**The request**: Can you copy these lines out word for word, exactly as they appear in the data?

━━━━━━━━━━

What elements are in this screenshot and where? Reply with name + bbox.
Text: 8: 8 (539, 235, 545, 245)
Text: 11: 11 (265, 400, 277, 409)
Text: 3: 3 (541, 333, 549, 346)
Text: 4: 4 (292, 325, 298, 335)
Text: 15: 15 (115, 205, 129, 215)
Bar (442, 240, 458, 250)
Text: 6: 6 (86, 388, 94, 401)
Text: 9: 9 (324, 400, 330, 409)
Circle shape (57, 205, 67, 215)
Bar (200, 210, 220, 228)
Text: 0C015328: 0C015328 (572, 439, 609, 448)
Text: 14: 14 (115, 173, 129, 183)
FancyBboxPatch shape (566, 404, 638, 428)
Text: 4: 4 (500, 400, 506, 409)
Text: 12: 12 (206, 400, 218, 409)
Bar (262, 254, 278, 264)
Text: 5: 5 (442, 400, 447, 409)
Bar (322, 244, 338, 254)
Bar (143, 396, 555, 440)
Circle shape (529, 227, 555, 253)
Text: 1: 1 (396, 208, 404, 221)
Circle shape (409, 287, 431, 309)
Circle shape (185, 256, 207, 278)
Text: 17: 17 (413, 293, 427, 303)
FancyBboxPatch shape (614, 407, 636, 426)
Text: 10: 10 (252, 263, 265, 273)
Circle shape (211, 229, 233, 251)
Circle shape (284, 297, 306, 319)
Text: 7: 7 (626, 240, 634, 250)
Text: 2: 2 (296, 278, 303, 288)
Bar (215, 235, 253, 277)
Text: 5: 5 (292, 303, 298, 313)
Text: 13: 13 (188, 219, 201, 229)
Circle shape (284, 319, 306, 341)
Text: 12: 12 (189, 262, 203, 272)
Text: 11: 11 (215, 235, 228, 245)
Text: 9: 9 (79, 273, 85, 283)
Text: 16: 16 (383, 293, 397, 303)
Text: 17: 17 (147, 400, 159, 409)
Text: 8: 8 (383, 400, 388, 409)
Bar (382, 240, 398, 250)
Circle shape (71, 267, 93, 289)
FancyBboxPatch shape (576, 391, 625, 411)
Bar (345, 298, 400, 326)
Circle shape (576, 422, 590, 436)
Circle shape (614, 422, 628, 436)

━━━━━━━━━━

**Correct output**:
What elements are in this screenshot and where? Reply with name + bbox.
Text: 8: 8 (539, 235, 545, 245)
Text: 11: 11 (265, 400, 277, 409)
Text: 3: 3 (541, 333, 549, 346)
Text: 4: 4 (292, 325, 298, 335)
Text: 15: 15 (115, 205, 129, 215)
Bar (442, 240, 458, 250)
Text: 6: 6 (86, 388, 94, 401)
Text: 9: 9 (324, 400, 330, 409)
Circle shape (57, 205, 67, 215)
Bar (200, 210, 220, 228)
Text: 0C015328: 0C015328 (572, 439, 609, 448)
Text: 14: 14 (115, 173, 129, 183)
FancyBboxPatch shape (566, 404, 638, 428)
Text: 4: 4 (500, 400, 506, 409)
Text: 12: 12 (206, 400, 218, 409)
Bar (262, 254, 278, 264)
Text: 5: 5 (442, 400, 447, 409)
Bar (322, 244, 338, 254)
Bar (143, 396, 555, 440)
Circle shape (529, 227, 555, 253)
Text: 1: 1 (396, 208, 404, 221)
Circle shape (409, 287, 431, 309)
Circle shape (185, 256, 207, 278)
Text: 17: 17 (413, 293, 427, 303)
FancyBboxPatch shape (614, 407, 636, 426)
Text: 10: 10 (252, 263, 265, 273)
Circle shape (211, 229, 233, 251)
Circle shape (284, 297, 306, 319)
Text: 7: 7 (626, 240, 634, 250)
Text: 2: 2 (296, 278, 303, 288)
Bar (215, 235, 253, 277)
Text: 5: 5 (292, 303, 298, 313)
Text: 13: 13 (188, 219, 201, 229)
Circle shape (284, 319, 306, 341)
Text: 12: 12 (189, 262, 203, 272)
Text: 11: 11 (215, 235, 228, 245)
Text: 9: 9 (79, 273, 85, 283)
Text: 16: 16 (383, 293, 397, 303)
Text: 17: 17 (147, 400, 159, 409)
Text: 8: 8 (383, 400, 388, 409)
Bar (382, 240, 398, 250)
Circle shape (71, 267, 93, 289)
FancyBboxPatch shape (576, 391, 625, 411)
Bar (345, 298, 400, 326)
Circle shape (576, 422, 590, 436)
Circle shape (614, 422, 628, 436)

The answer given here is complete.